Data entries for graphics
_ _ _ _

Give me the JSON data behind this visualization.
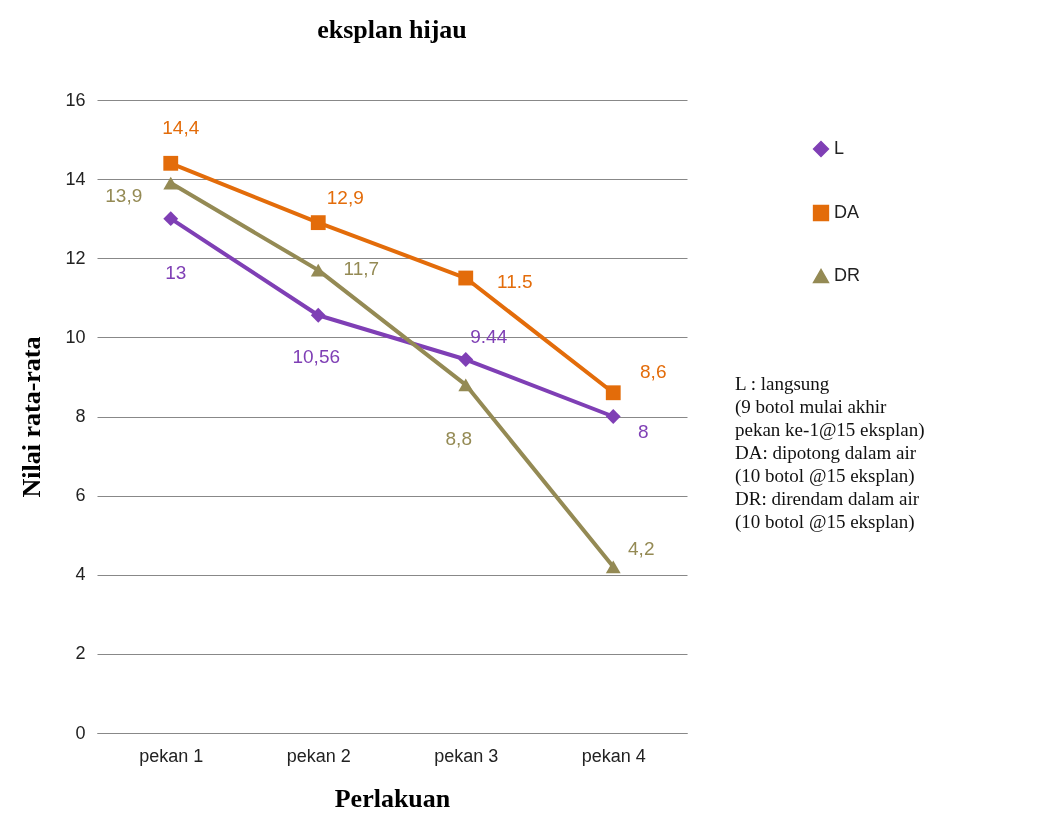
{
  "chart_data": {
    "type": "line",
    "title": "eksplan hijau",
    "xlabel": "Perlakuan",
    "ylabel": "Nilai rata-rata",
    "categories": [
      "pekan 1",
      "pekan 2",
      "pekan 3",
      "pekan 4"
    ],
    "series": [
      {
        "name": "L",
        "color": "#7f3fb5",
        "marker": "diamond",
        "values": [
          13,
          10.56,
          9.44,
          8
        ],
        "value_labels": [
          "13",
          "10,56",
          "9.44",
          "8"
        ]
      },
      {
        "name": "DA",
        "color": "#e36c0a",
        "marker": "square",
        "values": [
          14.4,
          12.9,
          11.5,
          8.6
        ],
        "value_labels": [
          "14,4",
          "12,9",
          "11.5",
          "8,6"
        ]
      },
      {
        "name": "DR",
        "color": "#948a54",
        "marker": "triangle",
        "values": [
          13.9,
          11.7,
          8.8,
          4.2
        ],
        "value_labels": [
          "13,9",
          "11,7",
          "8,8",
          "4,2"
        ]
      }
    ],
    "ylim": [
      0,
      16
    ],
    "yticks": [
      0,
      2,
      4,
      6,
      8,
      10,
      12,
      14,
      16
    ],
    "grid": "y",
    "legend": "right",
    "annotations": [
      "L   : langsung\n(9 botol mulai akhir\npekan ke-1@15 eksplan)",
      "DA: dipotong dalam air\n(10 botol @15 eksplan)",
      "DR: direndam dalam air\n(10 botol @15 eksplan)"
    ]
  }
}
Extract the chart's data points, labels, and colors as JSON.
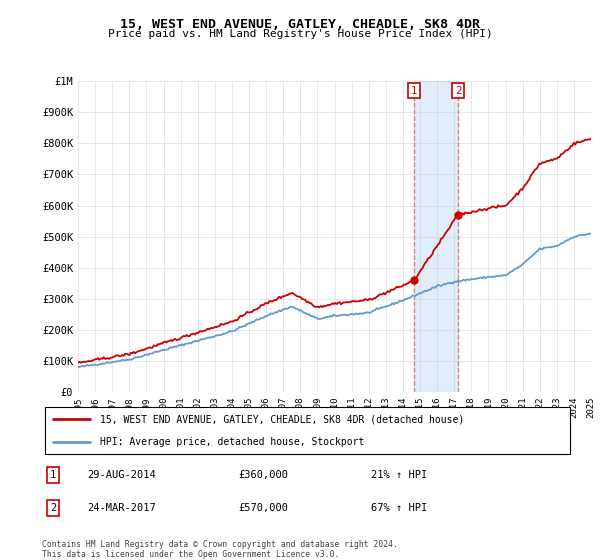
{
  "title": "15, WEST END AVENUE, GATLEY, CHEADLE, SK8 4DR",
  "subtitle": "Price paid vs. HM Land Registry's House Price Index (HPI)",
  "ylim": [
    0,
    1000000
  ],
  "yticks": [
    0,
    100000,
    200000,
    300000,
    400000,
    500000,
    600000,
    700000,
    800000,
    900000,
    1000000
  ],
  "ytick_labels": [
    "£0",
    "£100K",
    "£200K",
    "£300K",
    "£400K",
    "£500K",
    "£600K",
    "£700K",
    "£800K",
    "£900K",
    "£1M"
  ],
  "legend_line1": "15, WEST END AVENUE, GATLEY, CHEADLE, SK8 4DR (detached house)",
  "legend_line2": "HPI: Average price, detached house, Stockport",
  "transaction1_date": "29-AUG-2014",
  "transaction1_price": "£360,000",
  "transaction1_change": "21% ↑ HPI",
  "transaction2_date": "24-MAR-2017",
  "transaction2_price": "£570,000",
  "transaction2_change": "67% ↑ HPI",
  "footer1": "Contains HM Land Registry data © Crown copyright and database right 2024.",
  "footer2": "This data is licensed under the Open Government Licence v3.0.",
  "house_color": "#cc0000",
  "hpi_color": "#6699cc",
  "transaction1_x": 2014.66,
  "transaction2_x": 2017.23,
  "transaction1_y": 360000,
  "transaction2_y": 570000,
  "xmin": 1995,
  "xmax": 2025,
  "hpi_nodes_t": [
    1995,
    1998,
    2000,
    2002,
    2004,
    2006,
    2007.5,
    2009,
    2010,
    2012,
    2014,
    2016,
    2017,
    2019,
    2020,
    2021,
    2022,
    2023,
    2024,
    2025
  ],
  "hpi_nodes_v": [
    80000,
    105000,
    135000,
    165000,
    195000,
    245000,
    275000,
    235000,
    245000,
    255000,
    295000,
    340000,
    355000,
    370000,
    375000,
    410000,
    460000,
    470000,
    500000,
    510000
  ]
}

_ _ _ _

Your objective:
Select, from the listing, all lines that include the word "eksplan".

Reply to the task:
    "title": "eksplan hijau",
      "L   : langsung\n(9 botol mulai akhir\npekan ke-1@15 eksplan)",
      "DA: dipotong dalam air\n(10 botol @15 eksplan)",
      "DR: direndam dalam air\n(10 botol @15 eksplan)"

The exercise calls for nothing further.